**** RECORDS SHOWN
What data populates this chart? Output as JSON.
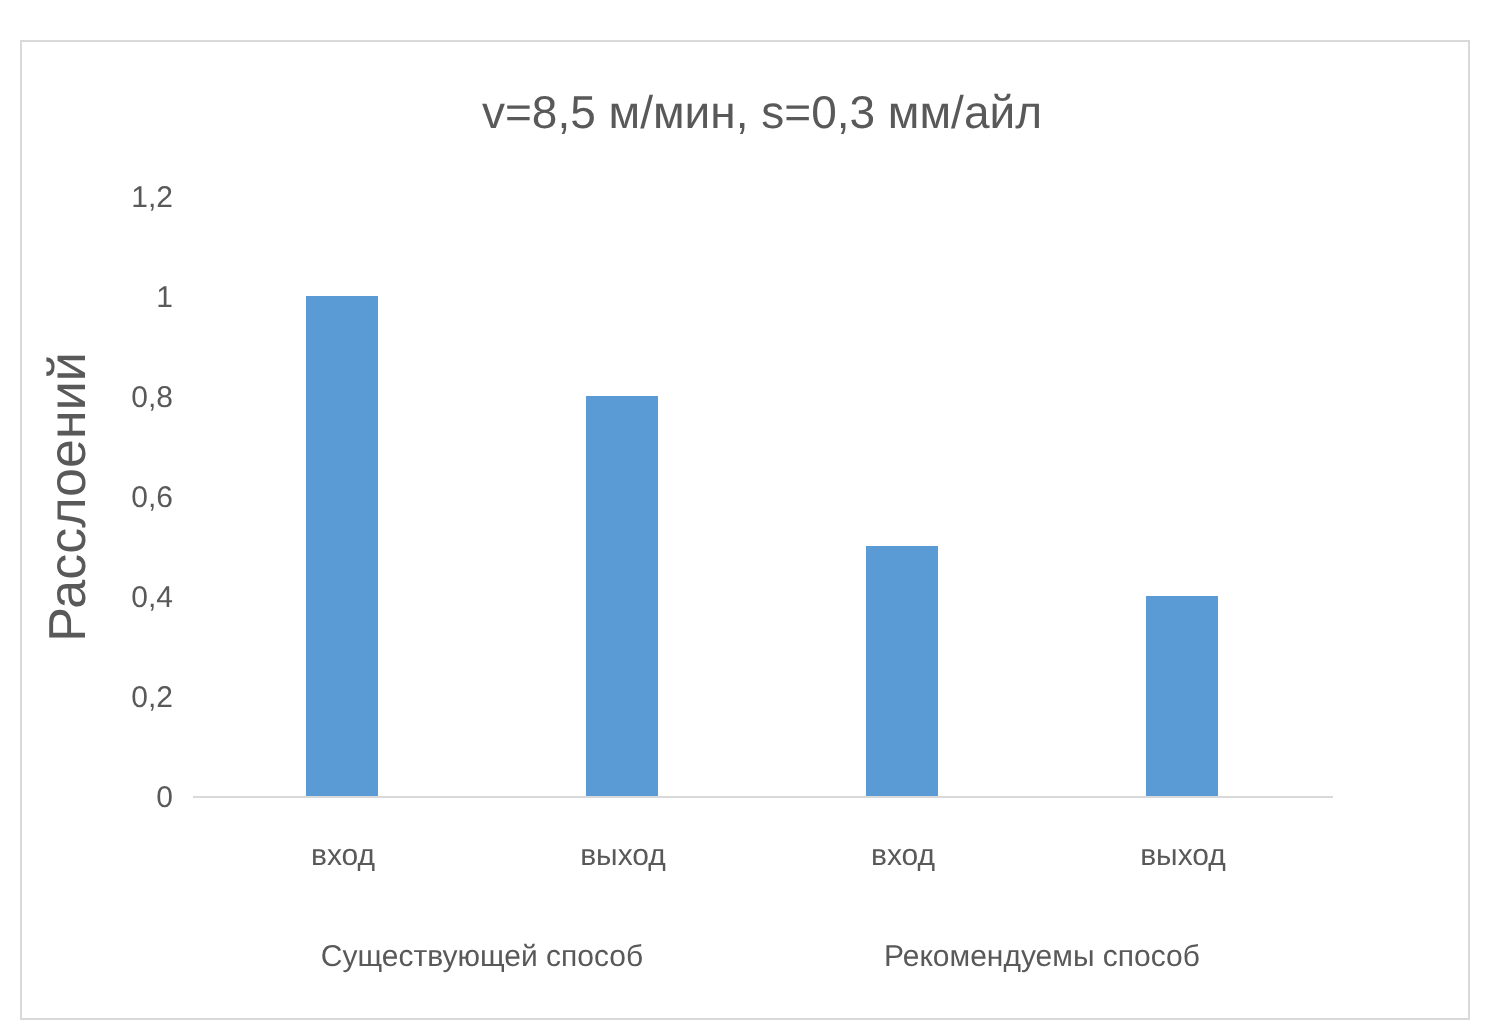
{
  "chart_data": {
    "type": "bar",
    "title": "v=8,5 м/мин, s=0,3 мм/айл",
    "ylabel": "Расслоений",
    "categories": [
      "вход",
      "выход",
      "вход",
      "выход"
    ],
    "values": [
      1,
      0.8,
      0.5,
      0.4
    ],
    "color": "#5b9bd5",
    "ylim": [
      0,
      1.2
    ],
    "yticks": [
      {
        "value": 0,
        "label": "0"
      },
      {
        "value": 0.2,
        "label": "0,2"
      },
      {
        "value": 0.4,
        "label": "0,4"
      },
      {
        "value": 0.6,
        "label": "0,6"
      },
      {
        "value": 0.8,
        "label": "0,8"
      },
      {
        "value": 1,
        "label": "1"
      },
      {
        "value": 1.2,
        "label": "1,2"
      }
    ],
    "annotations": [
      "Существующей способ",
      "Рекомендуемы способ"
    ],
    "grid": false
  }
}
********
(THE TASK) Take the data above and repeat it exactly, leaving each picture out.

(RESULT)
What data populates this chart? Output as JSON.
{
  "chart_data": {
    "type": "bar",
    "title": "v=8,5 м/мин, s=0,3 мм/айл",
    "ylabel": "Расслоений",
    "categories": [
      "вход",
      "выход",
      "вход",
      "выход"
    ],
    "values": [
      1,
      0.8,
      0.5,
      0.4
    ],
    "color": "#5b9bd5",
    "ylim": [
      0,
      1.2
    ],
    "yticks": [
      {
        "value": 0,
        "label": "0"
      },
      {
        "value": 0.2,
        "label": "0,2"
      },
      {
        "value": 0.4,
        "label": "0,4"
      },
      {
        "value": 0.6,
        "label": "0,6"
      },
      {
        "value": 0.8,
        "label": "0,8"
      },
      {
        "value": 1,
        "label": "1"
      },
      {
        "value": 1.2,
        "label": "1,2"
      }
    ],
    "annotations": [
      "Существующей способ",
      "Рекомендуемы способ"
    ],
    "grid": false
  }
}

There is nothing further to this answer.